> **Exercise requirements**
Look through the records that follow. Copy every line containing the word "company".
:: Supplied records ::
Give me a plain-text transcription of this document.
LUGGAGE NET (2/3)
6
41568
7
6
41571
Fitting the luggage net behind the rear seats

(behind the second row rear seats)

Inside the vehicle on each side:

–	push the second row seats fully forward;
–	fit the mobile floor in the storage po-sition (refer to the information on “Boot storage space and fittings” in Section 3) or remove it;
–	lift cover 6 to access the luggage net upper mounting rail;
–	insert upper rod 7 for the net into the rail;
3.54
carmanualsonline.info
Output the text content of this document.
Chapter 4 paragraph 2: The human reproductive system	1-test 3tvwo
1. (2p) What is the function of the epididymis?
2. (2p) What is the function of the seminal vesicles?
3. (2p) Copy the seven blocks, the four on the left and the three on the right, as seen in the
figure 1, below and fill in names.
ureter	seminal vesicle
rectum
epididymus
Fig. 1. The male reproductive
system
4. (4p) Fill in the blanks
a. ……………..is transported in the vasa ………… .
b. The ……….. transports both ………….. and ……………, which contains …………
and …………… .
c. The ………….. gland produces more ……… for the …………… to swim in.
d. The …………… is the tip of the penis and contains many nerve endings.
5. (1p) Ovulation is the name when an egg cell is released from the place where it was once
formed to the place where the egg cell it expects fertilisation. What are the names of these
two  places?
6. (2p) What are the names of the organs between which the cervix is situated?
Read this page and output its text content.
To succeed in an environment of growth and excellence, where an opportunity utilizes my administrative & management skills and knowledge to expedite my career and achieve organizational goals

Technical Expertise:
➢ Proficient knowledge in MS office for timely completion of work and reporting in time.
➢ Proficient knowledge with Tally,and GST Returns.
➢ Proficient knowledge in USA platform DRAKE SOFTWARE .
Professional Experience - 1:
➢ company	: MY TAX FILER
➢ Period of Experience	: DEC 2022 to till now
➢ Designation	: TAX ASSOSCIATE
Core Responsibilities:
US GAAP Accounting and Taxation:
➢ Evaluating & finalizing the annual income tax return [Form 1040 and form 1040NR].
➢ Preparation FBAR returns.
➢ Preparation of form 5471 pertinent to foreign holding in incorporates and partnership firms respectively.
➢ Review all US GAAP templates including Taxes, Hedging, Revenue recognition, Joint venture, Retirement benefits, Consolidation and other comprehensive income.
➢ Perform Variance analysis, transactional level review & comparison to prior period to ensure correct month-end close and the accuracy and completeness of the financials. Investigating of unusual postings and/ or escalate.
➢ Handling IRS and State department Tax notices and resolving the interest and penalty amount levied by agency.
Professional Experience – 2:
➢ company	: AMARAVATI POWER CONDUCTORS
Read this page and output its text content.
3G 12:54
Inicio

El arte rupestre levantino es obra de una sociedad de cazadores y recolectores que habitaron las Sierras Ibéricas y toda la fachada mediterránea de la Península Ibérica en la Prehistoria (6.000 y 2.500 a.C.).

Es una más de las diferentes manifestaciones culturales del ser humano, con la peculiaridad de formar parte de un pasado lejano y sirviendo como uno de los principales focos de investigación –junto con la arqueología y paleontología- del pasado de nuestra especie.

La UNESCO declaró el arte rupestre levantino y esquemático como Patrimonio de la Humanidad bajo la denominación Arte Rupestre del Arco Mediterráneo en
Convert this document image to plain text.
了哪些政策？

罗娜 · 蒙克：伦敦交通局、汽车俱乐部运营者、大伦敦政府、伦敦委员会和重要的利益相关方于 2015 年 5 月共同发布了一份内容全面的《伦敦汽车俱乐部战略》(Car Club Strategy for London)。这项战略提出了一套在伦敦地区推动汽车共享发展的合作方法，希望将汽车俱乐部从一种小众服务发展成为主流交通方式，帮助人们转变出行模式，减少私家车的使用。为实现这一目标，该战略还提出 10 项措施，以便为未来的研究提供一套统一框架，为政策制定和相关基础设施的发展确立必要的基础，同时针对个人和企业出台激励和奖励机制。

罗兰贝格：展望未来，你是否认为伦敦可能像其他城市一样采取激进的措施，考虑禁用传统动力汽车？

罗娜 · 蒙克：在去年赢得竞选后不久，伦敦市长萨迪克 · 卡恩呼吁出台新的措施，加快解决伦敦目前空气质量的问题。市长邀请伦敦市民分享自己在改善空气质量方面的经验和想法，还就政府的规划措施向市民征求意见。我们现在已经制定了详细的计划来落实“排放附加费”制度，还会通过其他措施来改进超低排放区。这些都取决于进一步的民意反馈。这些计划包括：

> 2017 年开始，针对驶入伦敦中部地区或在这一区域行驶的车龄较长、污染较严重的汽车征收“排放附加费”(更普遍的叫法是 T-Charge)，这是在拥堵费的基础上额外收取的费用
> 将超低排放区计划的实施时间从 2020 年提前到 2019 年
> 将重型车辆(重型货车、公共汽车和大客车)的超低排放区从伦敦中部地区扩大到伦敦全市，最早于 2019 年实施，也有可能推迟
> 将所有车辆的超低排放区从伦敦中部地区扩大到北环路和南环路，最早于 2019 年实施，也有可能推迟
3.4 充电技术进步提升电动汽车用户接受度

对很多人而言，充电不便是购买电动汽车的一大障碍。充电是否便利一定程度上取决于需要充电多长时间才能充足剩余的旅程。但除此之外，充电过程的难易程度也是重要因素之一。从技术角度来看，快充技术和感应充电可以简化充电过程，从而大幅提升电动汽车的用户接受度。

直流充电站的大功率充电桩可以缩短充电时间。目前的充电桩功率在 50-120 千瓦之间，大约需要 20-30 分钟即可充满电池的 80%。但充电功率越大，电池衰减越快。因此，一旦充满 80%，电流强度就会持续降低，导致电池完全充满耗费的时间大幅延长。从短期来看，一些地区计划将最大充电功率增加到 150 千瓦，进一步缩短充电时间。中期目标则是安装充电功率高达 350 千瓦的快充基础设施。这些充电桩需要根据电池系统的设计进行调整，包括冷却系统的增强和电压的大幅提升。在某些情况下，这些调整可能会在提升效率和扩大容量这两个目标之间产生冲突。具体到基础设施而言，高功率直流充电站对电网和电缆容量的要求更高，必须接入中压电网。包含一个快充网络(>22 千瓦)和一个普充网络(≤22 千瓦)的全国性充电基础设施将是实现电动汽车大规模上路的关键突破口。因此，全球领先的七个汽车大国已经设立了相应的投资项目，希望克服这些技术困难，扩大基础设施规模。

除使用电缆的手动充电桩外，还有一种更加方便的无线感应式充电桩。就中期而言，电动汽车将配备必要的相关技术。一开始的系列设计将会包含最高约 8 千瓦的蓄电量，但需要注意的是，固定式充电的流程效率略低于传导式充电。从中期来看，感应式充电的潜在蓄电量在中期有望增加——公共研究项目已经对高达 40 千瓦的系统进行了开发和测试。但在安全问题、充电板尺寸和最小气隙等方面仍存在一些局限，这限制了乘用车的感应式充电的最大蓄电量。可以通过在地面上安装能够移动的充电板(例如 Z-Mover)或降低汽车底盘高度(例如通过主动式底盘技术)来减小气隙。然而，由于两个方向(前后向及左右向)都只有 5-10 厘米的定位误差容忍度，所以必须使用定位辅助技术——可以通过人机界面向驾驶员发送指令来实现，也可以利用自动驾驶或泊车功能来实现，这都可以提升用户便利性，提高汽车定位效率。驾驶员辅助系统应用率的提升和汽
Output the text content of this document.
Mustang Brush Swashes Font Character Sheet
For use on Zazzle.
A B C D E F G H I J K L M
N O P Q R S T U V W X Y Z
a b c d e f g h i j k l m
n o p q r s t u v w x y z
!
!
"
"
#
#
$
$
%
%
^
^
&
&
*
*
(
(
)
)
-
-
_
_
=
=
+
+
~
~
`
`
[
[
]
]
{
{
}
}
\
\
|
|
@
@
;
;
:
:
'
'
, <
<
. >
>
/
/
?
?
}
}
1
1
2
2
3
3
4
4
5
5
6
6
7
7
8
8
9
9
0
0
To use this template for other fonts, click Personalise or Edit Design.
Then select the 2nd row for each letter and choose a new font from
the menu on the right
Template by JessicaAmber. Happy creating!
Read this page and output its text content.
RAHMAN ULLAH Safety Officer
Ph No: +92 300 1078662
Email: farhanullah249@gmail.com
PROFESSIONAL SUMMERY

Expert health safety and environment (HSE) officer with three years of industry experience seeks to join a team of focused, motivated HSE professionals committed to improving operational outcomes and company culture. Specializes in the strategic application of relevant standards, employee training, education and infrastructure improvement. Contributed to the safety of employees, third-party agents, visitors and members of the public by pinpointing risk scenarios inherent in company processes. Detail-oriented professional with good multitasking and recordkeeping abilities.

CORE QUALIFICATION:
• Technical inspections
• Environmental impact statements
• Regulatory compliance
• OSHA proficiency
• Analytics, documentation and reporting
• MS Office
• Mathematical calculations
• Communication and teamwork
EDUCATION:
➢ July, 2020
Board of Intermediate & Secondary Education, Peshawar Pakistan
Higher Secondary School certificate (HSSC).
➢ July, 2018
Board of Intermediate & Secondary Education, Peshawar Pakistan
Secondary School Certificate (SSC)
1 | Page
:::
> **Result for this exercise**
➢ company	: MY TAX FILER
➢ company	: AMARAVATI POWER CONDUCTORS
Expert health safety and environment (HSE) officer with three years of industry experience seeks to join a team of focused, motivated HSE professionals committed to improving operational outcomes and company culture. Specializes in the strategic application of relevant standards, employee training, education and infrastructure improvement. Contributed to the safety of employees, third-party agents, visitors and members of the public by pinpointing risk scenarios inherent in company processes. Detail-oriented professional with good multitasking and recordkeeping abilities.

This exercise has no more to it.